→ DO THIS:
Copy out all of the data below word for word, with no changes, but leave the pictures out.

(Visual layout annotation data)
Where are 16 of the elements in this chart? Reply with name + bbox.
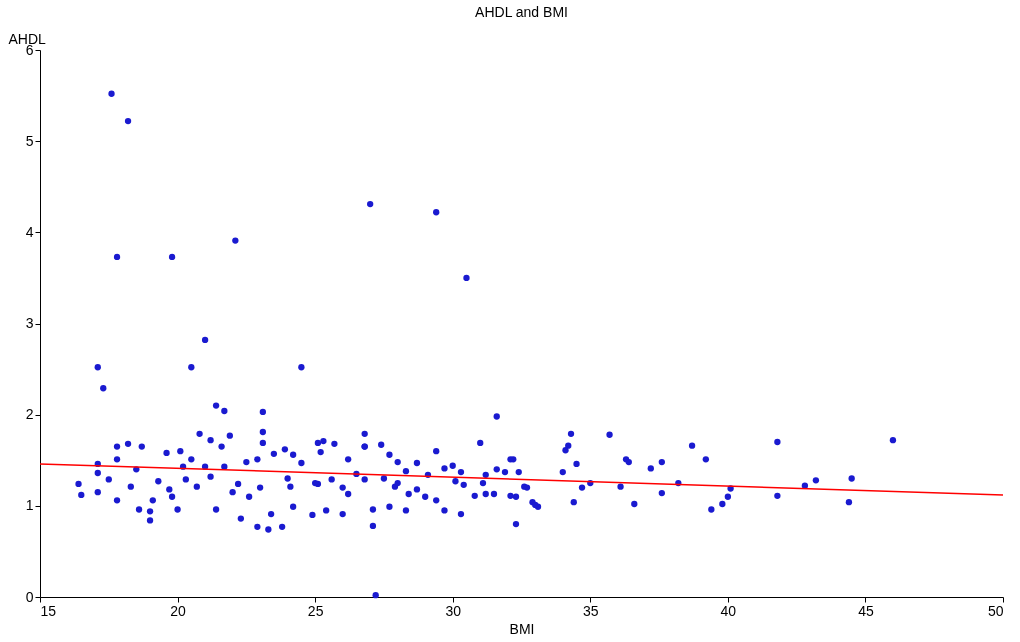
y-tick-label: 0 (25, 588, 34, 605)
x-tick-label: 25 (307, 602, 324, 619)
y-tick-label: 1 (25, 497, 34, 514)
x-tick-label: 30 (445, 602, 462, 619)
x-tick-label: 50 (987, 602, 1004, 619)
chart-title: AHDL and BMI (475, 4, 568, 20)
y-tick-label: 3 (25, 315, 34, 331)
y-tick-label: 4 (25, 223, 34, 240)
y-tick-label: 2 (25, 406, 34, 423)
x-tick-label: 35 (583, 602, 599, 619)
y-tick-label: 5 (25, 132, 34, 149)
x-axis-title: BMI (509, 620, 535, 637)
x-tick-label: 45 (858, 602, 874, 619)
x-tick-label: 15 (40, 602, 57, 619)
x-tick-label: 40 (720, 602, 737, 619)
x-tick-label: 20 (170, 602, 187, 619)
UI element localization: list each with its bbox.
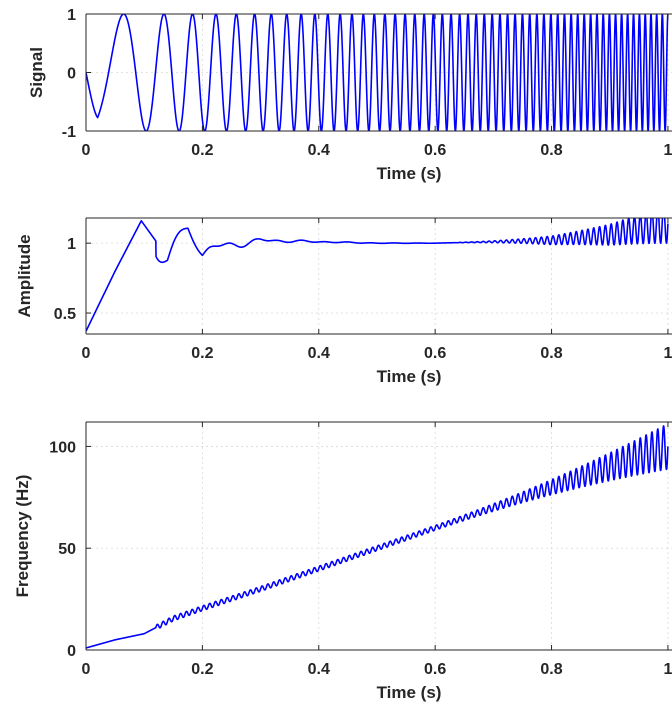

→ TASK SOLUTION:
Where are 16 of the elements in this chart? Reply with name + bbox.
y-tick-label: 0 (25, 588, 34, 605)
x-tick-label: 25 (307, 602, 324, 619)
y-tick-label: 1 (25, 497, 34, 514)
x-tick-label: 30 (445, 602, 462, 619)
x-tick-label: 50 (987, 602, 1004, 619)
chart-title: AHDL and BMI (475, 4, 568, 20)
y-tick-label: 3 (25, 315, 34, 331)
y-tick-label: 4 (25, 223, 34, 240)
y-tick-label: 2 (25, 406, 34, 423)
x-tick-label: 35 (583, 602, 599, 619)
y-tick-label: 5 (25, 132, 34, 149)
x-axis-title: BMI (509, 620, 535, 637)
x-tick-label: 45 (858, 602, 874, 619)
x-tick-label: 15 (40, 602, 57, 619)
x-tick-label: 40 (720, 602, 737, 619)
x-tick-label: 20 (170, 602, 187, 619)
UI element localization: list each with its bbox.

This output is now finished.